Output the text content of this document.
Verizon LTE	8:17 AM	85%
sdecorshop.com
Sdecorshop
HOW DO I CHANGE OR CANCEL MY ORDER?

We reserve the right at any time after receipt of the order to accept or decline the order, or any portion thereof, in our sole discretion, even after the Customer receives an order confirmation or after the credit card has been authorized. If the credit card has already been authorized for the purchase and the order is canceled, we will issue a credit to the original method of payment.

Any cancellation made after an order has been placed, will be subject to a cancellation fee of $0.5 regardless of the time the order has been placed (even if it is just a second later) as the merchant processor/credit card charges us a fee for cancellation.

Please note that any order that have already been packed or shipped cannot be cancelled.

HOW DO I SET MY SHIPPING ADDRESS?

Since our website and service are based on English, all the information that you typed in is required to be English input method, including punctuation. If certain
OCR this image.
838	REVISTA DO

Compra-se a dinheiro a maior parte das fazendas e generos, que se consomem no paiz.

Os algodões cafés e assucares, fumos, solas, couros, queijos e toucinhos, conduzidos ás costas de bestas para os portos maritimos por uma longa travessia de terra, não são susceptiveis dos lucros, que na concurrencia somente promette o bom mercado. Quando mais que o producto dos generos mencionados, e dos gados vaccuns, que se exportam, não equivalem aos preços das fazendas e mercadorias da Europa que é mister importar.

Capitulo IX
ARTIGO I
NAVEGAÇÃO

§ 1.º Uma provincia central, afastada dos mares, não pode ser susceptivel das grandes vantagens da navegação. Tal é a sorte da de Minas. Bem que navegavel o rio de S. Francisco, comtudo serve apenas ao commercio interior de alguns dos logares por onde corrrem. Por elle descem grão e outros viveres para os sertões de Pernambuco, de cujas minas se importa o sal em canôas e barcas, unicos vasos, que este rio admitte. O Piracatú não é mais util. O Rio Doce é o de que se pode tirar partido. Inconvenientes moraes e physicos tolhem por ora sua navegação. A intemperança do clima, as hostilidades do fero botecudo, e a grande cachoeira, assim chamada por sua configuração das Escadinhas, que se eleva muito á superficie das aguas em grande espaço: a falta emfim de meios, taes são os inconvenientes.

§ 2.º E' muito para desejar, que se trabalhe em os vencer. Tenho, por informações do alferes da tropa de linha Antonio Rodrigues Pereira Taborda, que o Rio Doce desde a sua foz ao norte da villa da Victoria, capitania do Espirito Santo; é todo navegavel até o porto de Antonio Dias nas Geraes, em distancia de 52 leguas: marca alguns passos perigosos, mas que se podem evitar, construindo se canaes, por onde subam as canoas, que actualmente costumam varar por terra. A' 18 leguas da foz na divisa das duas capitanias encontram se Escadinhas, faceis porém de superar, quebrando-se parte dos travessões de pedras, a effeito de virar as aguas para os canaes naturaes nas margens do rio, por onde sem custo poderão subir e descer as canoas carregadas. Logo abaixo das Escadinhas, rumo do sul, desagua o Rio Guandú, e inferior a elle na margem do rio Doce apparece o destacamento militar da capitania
______
*WHAT THE EXERCISE ASKS*:
Using the data above, print every record exactly as shown.

*RESPONSE FOR THIS EXERCISE*:
Output the text content of this document.
Verizon LTE	8:17 AM	85%
sdecorshop.com
Sdecorshop
HOW DO I CHANGE OR CANCEL MY ORDER?

We reserve the right at any time after receipt of the order to accept or decline the order, or any portion thereof, in our sole discretion, even after the Customer receives an order confirmation or after the credit card has been authorized. If the credit card has already been authorized for the purchase and the order is canceled, we will issue a credit to the original method of payment.

Any cancellation made after an order has been placed, will be subject to a cancellation fee of $0.5 regardless of the time the order has been placed (even if it is just a second later) as the merchant processor/credit card charges us a fee for cancellation.

Please note that any order that have already been packed or shipped cannot be cancelled.

HOW DO I SET MY SHIPPING ADDRESS?

Since our website and service are based on English, all the information that you typed in is required to be English input method, including punctuation. If certain
OCR this image.
838	REVISTA DO

Compra-se a dinheiro a maior parte das fazendas e generos, que se consomem no paiz.

Os algodões cafés e assucares, fumos, solas, couros, queijos e toucinhos, conduzidos ás costas de bestas para os portos maritimos por uma longa travessia de terra, não são susceptiveis dos lucros, que na concurrencia somente promette o bom mercado. Quando mais que o producto dos generos mencionados, e dos gados vaccuns, que se exportam, não equivalem aos preços das fazendas e mercadorias da Europa que é mister importar.

Capitulo IX
ARTIGO I
NAVEGAÇÃO

§ 1.º Uma provincia central, afastada dos mares, não pode ser susceptivel das grandes vantagens da navegação. Tal é a sorte da de Minas. Bem que navegavel o rio de S. Francisco, comtudo serve apenas ao commercio interior de alguns dos logares por onde corrrem. Por elle descem grão e outros viveres para os sertões de Pernambuco, de cujas minas se importa o sal em canôas e barcas, unicos vasos, que este rio admitte. O Piracatú não é mais util. O Rio Doce é o de que se pode tirar partido. Inconvenientes moraes e physicos tolhem por ora sua navegação. A intemperança do clima, as hostilidades do fero botecudo, e a grande cachoeira, assim chamada por sua configuração das Escadinhas, que se eleva muito á superficie das aguas em grande espaço: a falta emfim de meios, taes são os inconvenientes.

§ 2.º E' muito para desejar, que se trabalhe em os vencer. Tenho, por informações do alferes da tropa de linha Antonio Rodrigues Pereira Taborda, que o Rio Doce desde a sua foz ao norte da villa da Victoria, capitania do Espirito Santo; é todo navegavel até o porto de Antonio Dias nas Geraes, em distancia de 52 leguas: marca alguns passos perigosos, mas que se podem evitar, construindo se canaes, por onde subam as canoas, que actualmente costumam varar por terra. A' 18 leguas da foz na divisa das duas capitanias encontram se Escadinhas, faceis porém de superar, quebrando-se parte dos travessões de pedras, a effeito de virar as aguas para os canaes naturaes nas margens do rio, por onde sem custo poderão subir e descer as canoas carregadas. Logo abaixo das Escadinhas, rumo do sul, desagua o Rio Guandú, e inferior a elle na margem do rio Doce apparece o destacamento militar da capitania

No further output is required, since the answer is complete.